[YOUR ASSIGNMENT] Please say whether each statement agrees with the Bhutan health advice below, answering yes or no and quoting the words of the text that decide it: 1. Travelers should see a GP or travel clinic at least 6-8 weeks before leaving. 2. Hospitals outside Thimphu offer MRI scans. 3. The number to call for an ambulance is 112.

[SOURCE TEXT]
━━━━━━━━━━━━━━━━

Visit your GP or travel clinic at least 6-8 weeks before departure
to ensure you have all the necessary vaccinations and that they are up to date. There is a risk of Malaria across the country, especially in rural areas below 1,700m, so consult your doctor or travel clinic about the best medication to take, especially if traveling to Bhutan with kids.
Many travelers experience stomach upsets in Bhutan. These are not usually serious, but do be prepared, and bring medication including rehydration and diarrhoea remedies to ensure this disrupts your trip as little as possible.
Familiarise yourself with the dangers of altitude sickness, especially if you are trekking in remote areas.
Make sure you have adequate travel health insurance and accessible funds to cover the cost of any medical treatment abroad, emergency medical evacuation. If you do need to receive medical treatment in Bhutan, up-front payment may be required even if it is covered by your insurance.
If you need emergency medical assistance during your trip, dial 112 and ask for an ambulance. You should contact your insurance company promptly if you are referred to a medical facility for treatment.
There is a reasonably well-equipped hospital in Bhutan’s capital, Thimphu, with modern diagnostic facilities such as ultrasound, MRI and CT Scan. Outside Thimphu, Bhutanese hospitals provide only basic health care.
Only drink bottled water and avoid ice cubes. Do not eat fruits or vegetables unless they have been peeled or cooked. Avoid cooked foods that are no longer piping hot, as well as undercooked meat and fish.
Apply insect repellent to skin and clothing to avoid being bitten: wear long sleeves, long trousers, hats and shoes (rather than sandals), and for rural and forested areas, boots are preferable, with trousers tucked in, to prevent tick bites. Additionally, leptospirosis, a bacterial infection that can be spread in fresh water, is found in Bhutan. Avoid swimming in fresh water and water that isn’t chlorinated, such as lakes, ponds, or rivers.

━━━━━━━━━━━━━━━━

[DATA SHOWN]
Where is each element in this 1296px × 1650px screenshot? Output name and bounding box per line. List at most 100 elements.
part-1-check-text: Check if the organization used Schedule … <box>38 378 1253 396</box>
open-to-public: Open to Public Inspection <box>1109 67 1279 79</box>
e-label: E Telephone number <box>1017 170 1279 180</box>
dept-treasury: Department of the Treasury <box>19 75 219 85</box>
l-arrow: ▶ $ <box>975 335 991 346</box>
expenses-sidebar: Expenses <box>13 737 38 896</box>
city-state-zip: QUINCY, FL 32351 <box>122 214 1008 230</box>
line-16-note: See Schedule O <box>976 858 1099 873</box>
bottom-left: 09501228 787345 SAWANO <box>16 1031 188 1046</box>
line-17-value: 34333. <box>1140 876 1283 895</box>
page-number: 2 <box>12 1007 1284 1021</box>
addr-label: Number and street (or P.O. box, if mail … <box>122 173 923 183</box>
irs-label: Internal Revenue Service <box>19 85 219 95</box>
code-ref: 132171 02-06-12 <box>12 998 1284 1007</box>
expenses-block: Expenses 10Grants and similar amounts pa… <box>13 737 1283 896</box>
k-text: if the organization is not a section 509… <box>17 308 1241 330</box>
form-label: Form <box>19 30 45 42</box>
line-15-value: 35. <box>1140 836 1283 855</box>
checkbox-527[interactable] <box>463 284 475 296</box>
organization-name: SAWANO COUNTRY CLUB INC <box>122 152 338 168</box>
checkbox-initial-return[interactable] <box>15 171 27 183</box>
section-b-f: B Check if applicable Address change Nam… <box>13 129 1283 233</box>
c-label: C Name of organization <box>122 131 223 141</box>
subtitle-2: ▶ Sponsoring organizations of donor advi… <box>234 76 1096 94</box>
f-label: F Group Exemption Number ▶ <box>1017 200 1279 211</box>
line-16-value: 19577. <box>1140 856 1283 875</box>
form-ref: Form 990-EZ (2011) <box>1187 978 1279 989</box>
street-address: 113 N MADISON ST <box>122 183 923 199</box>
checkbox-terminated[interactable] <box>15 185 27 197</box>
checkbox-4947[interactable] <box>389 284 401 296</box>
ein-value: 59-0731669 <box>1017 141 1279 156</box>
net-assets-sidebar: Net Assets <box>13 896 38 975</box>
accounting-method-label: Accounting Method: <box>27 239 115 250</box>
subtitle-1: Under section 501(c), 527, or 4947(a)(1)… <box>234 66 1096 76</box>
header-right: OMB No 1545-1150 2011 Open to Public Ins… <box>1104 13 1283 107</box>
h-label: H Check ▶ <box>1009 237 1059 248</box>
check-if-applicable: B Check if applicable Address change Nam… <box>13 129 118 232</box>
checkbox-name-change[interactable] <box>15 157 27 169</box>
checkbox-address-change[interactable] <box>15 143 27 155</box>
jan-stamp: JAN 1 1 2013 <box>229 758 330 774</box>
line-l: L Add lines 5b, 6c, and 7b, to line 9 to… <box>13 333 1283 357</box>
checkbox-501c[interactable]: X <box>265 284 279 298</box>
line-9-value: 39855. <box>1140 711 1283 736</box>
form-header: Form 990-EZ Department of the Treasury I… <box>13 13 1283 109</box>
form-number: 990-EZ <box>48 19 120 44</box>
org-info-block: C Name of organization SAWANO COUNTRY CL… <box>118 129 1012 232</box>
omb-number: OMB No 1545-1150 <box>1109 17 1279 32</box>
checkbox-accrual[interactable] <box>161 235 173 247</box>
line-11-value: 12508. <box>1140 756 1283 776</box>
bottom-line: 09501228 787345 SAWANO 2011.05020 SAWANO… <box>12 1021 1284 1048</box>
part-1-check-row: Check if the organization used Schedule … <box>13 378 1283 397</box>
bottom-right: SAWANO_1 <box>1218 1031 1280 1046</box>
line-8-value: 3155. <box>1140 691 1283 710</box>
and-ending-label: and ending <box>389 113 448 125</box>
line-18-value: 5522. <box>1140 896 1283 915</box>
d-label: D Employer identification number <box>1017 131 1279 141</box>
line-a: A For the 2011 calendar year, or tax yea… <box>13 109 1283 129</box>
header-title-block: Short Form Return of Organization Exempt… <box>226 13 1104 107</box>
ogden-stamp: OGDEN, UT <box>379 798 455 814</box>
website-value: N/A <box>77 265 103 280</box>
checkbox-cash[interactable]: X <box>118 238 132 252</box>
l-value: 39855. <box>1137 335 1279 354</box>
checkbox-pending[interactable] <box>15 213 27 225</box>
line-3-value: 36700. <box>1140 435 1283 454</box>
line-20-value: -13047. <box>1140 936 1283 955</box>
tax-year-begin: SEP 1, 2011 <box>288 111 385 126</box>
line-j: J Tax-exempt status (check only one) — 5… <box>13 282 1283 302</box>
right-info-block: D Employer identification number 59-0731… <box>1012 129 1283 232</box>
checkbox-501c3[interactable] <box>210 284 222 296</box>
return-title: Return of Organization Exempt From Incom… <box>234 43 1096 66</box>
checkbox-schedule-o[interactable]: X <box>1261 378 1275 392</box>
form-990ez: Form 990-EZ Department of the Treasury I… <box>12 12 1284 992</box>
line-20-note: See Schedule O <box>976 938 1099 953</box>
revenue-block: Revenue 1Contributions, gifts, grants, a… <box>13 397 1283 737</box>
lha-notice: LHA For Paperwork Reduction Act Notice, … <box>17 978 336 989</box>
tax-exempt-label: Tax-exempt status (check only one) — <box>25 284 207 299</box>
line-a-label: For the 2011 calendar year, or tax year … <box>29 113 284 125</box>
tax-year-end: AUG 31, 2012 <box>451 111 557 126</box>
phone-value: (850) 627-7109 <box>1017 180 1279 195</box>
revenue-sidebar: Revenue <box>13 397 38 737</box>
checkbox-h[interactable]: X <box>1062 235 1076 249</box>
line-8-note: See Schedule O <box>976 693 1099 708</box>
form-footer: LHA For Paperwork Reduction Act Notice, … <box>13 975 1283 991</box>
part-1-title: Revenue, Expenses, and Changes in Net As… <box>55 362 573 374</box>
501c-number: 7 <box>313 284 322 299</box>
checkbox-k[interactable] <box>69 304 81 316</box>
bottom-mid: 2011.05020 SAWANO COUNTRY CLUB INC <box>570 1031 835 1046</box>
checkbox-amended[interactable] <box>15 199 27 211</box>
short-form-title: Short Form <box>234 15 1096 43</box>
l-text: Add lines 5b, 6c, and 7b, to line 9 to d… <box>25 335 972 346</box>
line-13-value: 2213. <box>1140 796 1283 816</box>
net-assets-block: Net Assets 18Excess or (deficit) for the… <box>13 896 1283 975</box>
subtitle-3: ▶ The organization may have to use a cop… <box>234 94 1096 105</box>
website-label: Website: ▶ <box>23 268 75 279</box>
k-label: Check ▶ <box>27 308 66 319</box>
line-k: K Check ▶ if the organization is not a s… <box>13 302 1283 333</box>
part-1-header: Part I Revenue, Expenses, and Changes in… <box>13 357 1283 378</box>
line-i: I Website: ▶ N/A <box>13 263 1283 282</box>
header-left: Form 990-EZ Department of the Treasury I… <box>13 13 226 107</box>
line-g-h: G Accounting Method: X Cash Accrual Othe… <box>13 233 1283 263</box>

━━━━━━━━━━━━━━━━

[RESPONSE BOX]
1. Yes: "Visit your GP or travel clinic at least 6-8 weeks before departure"
2. No: "Outside Thimphu, Bhutanese hospitals provide only basic health care."
3. Yes: "dial 112 and ask for an ambulance"